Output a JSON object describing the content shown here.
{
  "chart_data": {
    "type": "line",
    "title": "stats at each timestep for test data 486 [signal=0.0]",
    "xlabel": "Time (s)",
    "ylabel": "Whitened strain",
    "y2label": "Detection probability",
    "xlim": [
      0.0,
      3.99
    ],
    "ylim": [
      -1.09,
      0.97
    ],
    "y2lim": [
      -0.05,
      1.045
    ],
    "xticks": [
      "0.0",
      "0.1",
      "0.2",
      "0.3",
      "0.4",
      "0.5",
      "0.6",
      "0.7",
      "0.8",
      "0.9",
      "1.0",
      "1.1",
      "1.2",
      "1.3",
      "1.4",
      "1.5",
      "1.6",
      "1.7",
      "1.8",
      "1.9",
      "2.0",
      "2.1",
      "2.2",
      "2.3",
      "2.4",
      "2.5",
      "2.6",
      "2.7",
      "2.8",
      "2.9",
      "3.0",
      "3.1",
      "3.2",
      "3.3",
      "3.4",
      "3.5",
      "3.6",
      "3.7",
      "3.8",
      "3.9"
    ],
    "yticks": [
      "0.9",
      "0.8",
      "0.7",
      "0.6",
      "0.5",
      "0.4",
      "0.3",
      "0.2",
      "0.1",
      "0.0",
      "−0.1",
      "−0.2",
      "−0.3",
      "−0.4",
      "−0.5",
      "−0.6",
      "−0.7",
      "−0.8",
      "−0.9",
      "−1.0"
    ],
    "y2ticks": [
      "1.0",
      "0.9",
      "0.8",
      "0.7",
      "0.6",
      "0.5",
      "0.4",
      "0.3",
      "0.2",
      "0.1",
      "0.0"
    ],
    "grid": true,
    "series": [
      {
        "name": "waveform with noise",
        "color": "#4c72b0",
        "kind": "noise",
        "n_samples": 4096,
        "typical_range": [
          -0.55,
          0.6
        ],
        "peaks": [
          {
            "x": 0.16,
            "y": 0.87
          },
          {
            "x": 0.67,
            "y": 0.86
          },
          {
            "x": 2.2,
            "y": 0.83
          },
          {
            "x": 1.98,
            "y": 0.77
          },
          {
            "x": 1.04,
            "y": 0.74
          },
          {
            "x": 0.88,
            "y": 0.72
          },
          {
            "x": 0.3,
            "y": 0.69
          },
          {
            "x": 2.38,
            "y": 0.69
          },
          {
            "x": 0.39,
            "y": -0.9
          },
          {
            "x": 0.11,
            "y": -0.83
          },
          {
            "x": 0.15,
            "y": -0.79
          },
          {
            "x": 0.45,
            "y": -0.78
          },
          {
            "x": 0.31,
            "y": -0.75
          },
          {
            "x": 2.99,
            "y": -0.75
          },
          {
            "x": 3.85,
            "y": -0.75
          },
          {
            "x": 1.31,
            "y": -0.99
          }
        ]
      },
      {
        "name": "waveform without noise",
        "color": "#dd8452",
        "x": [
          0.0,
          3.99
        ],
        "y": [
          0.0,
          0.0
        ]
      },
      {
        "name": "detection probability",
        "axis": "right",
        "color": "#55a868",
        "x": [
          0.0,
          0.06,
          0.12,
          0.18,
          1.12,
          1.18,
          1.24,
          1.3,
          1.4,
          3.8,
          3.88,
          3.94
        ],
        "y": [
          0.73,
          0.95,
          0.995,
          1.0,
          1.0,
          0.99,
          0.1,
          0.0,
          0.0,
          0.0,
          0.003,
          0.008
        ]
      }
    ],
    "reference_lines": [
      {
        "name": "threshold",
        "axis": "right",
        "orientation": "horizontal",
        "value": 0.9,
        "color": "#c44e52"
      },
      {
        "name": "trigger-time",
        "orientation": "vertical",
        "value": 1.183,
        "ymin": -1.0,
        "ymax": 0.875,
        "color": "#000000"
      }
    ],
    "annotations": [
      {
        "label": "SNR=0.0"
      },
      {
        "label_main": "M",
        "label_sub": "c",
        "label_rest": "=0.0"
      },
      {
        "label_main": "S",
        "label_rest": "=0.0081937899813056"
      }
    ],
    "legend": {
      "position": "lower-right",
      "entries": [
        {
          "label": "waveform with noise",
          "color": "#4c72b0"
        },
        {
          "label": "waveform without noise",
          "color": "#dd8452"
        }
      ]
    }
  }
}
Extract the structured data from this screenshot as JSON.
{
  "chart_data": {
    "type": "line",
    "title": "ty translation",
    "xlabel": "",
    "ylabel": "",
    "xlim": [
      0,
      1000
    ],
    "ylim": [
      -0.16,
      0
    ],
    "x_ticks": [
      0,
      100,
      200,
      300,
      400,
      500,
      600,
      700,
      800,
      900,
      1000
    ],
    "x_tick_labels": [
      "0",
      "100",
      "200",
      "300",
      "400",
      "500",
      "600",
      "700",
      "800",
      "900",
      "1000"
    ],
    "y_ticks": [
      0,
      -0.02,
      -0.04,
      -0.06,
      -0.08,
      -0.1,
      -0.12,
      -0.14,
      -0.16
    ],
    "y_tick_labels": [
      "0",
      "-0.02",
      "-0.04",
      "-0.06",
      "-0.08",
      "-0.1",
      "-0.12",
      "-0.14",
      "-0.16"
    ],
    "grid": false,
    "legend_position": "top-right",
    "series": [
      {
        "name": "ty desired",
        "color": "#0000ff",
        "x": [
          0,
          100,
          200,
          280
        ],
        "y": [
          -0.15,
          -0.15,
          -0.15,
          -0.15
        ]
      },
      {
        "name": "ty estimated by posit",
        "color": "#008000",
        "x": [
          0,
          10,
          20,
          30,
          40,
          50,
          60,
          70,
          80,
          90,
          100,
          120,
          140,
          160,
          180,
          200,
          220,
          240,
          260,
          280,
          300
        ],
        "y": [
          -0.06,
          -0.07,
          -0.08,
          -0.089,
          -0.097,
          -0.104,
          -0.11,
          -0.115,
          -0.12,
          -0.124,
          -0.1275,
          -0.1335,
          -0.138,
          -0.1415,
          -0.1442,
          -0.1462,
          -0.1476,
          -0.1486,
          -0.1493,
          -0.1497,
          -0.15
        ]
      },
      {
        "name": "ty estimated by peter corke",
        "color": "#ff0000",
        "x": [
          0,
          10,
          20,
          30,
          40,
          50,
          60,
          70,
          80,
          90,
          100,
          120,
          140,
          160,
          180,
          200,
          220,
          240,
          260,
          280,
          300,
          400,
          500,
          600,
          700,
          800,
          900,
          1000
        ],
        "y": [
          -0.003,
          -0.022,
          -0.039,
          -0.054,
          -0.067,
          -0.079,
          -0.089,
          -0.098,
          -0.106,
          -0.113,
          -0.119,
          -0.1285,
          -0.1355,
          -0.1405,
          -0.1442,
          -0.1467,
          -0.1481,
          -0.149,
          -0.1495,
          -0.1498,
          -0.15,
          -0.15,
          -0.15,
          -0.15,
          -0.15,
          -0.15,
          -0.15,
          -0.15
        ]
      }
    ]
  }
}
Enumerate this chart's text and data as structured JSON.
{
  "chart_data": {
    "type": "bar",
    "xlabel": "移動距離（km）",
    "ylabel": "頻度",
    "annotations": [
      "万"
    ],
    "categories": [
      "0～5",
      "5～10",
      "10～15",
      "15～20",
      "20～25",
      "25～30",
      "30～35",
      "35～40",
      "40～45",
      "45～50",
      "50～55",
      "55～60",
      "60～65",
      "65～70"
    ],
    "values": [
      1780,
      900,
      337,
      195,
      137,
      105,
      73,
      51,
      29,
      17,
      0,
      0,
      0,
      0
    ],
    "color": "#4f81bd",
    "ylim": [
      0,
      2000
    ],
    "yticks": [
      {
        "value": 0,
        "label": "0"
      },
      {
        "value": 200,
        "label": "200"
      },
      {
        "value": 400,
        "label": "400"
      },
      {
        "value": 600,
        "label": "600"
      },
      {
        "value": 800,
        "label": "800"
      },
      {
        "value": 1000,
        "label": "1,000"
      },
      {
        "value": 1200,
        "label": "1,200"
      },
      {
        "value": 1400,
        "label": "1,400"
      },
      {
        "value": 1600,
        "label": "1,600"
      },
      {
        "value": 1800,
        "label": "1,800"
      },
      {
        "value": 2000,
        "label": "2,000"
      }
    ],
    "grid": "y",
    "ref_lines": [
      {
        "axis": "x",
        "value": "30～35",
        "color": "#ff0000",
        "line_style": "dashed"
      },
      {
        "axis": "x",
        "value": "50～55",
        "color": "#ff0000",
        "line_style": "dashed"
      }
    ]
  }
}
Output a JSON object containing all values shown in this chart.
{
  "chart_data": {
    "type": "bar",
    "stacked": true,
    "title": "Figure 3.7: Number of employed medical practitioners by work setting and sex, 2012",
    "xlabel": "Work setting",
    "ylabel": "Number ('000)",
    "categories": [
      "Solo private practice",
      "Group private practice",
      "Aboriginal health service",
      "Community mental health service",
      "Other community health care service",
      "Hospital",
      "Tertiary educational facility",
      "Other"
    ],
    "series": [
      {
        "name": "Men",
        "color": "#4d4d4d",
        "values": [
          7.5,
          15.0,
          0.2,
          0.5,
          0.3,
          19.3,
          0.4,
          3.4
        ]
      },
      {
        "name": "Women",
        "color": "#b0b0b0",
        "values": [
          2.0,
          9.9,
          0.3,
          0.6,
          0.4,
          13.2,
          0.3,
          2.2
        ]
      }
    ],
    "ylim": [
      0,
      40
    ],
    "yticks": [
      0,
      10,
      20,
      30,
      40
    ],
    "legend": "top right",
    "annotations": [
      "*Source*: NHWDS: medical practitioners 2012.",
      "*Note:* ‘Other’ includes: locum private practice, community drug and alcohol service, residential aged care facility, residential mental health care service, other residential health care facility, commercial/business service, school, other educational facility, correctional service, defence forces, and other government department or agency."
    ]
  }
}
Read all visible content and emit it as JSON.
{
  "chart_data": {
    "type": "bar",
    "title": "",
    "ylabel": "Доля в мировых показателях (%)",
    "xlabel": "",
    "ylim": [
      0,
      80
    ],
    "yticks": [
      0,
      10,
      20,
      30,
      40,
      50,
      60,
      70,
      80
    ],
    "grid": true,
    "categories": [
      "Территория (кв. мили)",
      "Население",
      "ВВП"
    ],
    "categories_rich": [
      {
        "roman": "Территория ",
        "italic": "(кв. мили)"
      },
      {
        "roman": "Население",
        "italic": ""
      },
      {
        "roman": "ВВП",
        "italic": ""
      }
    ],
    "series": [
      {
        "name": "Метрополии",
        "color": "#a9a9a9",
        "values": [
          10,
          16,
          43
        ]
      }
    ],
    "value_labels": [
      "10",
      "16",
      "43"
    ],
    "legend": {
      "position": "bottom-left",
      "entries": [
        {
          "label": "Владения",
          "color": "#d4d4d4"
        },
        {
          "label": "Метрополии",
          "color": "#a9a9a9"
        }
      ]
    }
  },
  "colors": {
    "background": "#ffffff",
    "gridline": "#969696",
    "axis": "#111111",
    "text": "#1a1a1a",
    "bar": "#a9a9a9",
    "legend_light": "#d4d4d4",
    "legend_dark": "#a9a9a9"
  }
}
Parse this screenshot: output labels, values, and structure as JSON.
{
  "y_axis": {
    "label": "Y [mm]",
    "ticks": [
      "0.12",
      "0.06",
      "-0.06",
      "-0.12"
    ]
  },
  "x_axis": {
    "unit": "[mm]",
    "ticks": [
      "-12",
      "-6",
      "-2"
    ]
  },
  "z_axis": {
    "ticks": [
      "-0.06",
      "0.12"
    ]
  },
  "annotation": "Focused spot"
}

===============

DESCRIPTION OF THE TASK: In the data above, tally the lines holding "ylabel" and answer with the figure only.

FINAL RESULT: 5